* [Reading passage]:
The culture wars continue ~ theatre notes

Monday, May 05, 2008

The culture wars continue

So yesterday the Malthouse launches what is, on first sight, its best balanced season yet, demonstrating diversity, depth and - addressing a weak spot - a lot of work by women. It includes classical tragedy (Kosky's production of Euripides' The Women of Troy, with Robyn Nevin and Melita Jurisic) and a new Indigneous play (Dallas Winmar's Yibiyung, directed by Wesley Enoch). It includes dance (Shaun Parker's Blue Love), music theatre by Meow Meow (Vamp) and a remount of Ranter's exquisite Holiday. They've invited the bad boys from Black Lung in for a residency at the Tower. And - to my mind one of the biggest attractions - they've programmed Jenny Kemp's long-awaited new show, Kitten.

And what do we hear from the Age? That its "aesthetic vision is too limited" and lacks "diversity"! How much diversity do you want? But hey. Look at the byline. It's no surprise that this beat up is by Robin Usher, who has never permitted the facts to get in the way of a good snark.

Now, I could imagine criticising the Malthouse for having too much diversity: perhaps you could argue that by producing such a variety of work by such a variety of artists, they fail to create an autonomous identity as a company. But the Age critics complain, rather, that they have a house style that stamps everything they do into identikit theatre. Apparently Marius von Mayenburg is paying homage to Barrie Kosky (which is probably news to Mayenburg and to Kosky, but there we are). Ionesco's Exit the King was "too vaudeville". Too many pop songs. Etc.

Instead of being "too fringe" and "elitist", their crime a couple of years ago, these days they're producing too much "entertainment". ("Is this what we want from a subsidised theatre company?" asks Martin Ball). But people seem to have forgotten last year's experiments like Anna Tregloan's theatrical installation Black, or Uncle Semolina & Friends' OT, or Brian Lipson's A Large Attendance in the Antechamber or the achieved theatrical mastery of The Tell-Tale Heart - all, surely, examples of precisely what a subsidised theatre ought to be doing.

* [Task prompt]: Reproduce the passage from the theatre blog post that begins at the words "Monday, May 05, 2008" and ends after "new show, Kitten.".

* [Information provided]:
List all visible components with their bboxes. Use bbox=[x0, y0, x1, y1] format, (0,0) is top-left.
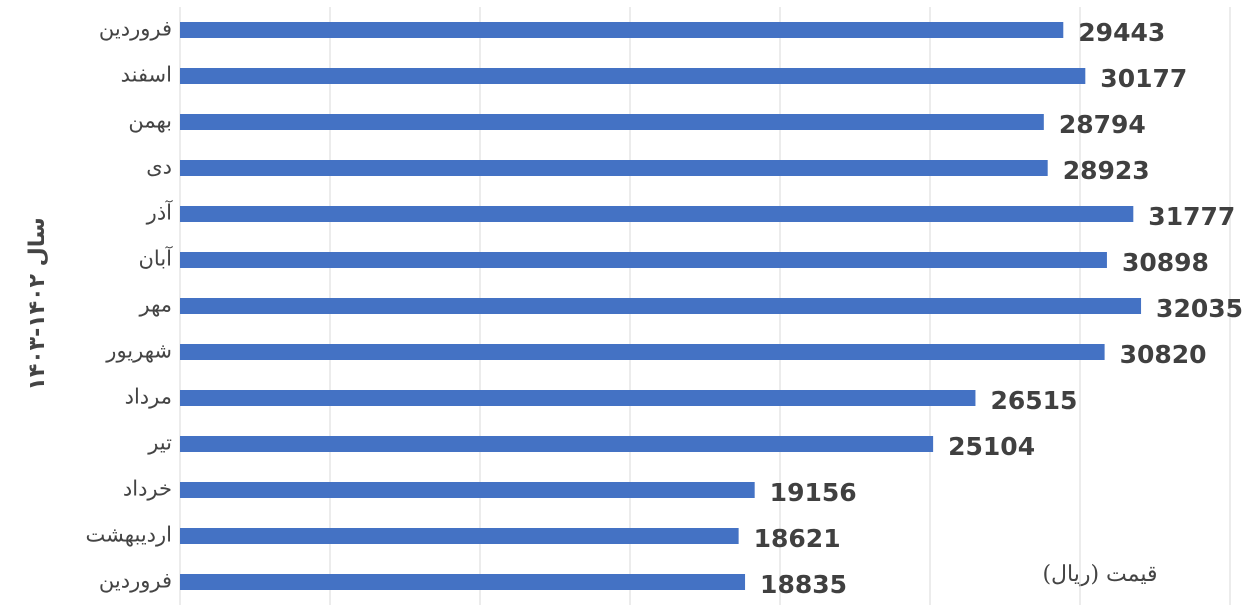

* [Exercise response]:
Monday, May 05, 2008

The culture wars continue

So yesterday the Malthouse launches what is, on first sight, its best balanced season yet, demonstrating diversity, depth and - addressing a weak spot - a lot of work by women. It includes classical tragedy (Kosky's production of Euripides' The Women of Troy, with Robyn Nevin and Melita Jurisic) and a new Indigneous play (Dallas Winmar's Yibiyung, directed by Wesley Enoch). It includes dance (Shaun Parker's Blue Love), music theatre by Meow Meow (Vamp) and a remount of Ranter's exquisite Holiday. They've invited the bad boys from Black Lung in for a residency at the Tower. And - to my mind one of the biggest attractions - they've programmed Jenny Kemp's long-awaited new show, Kitten.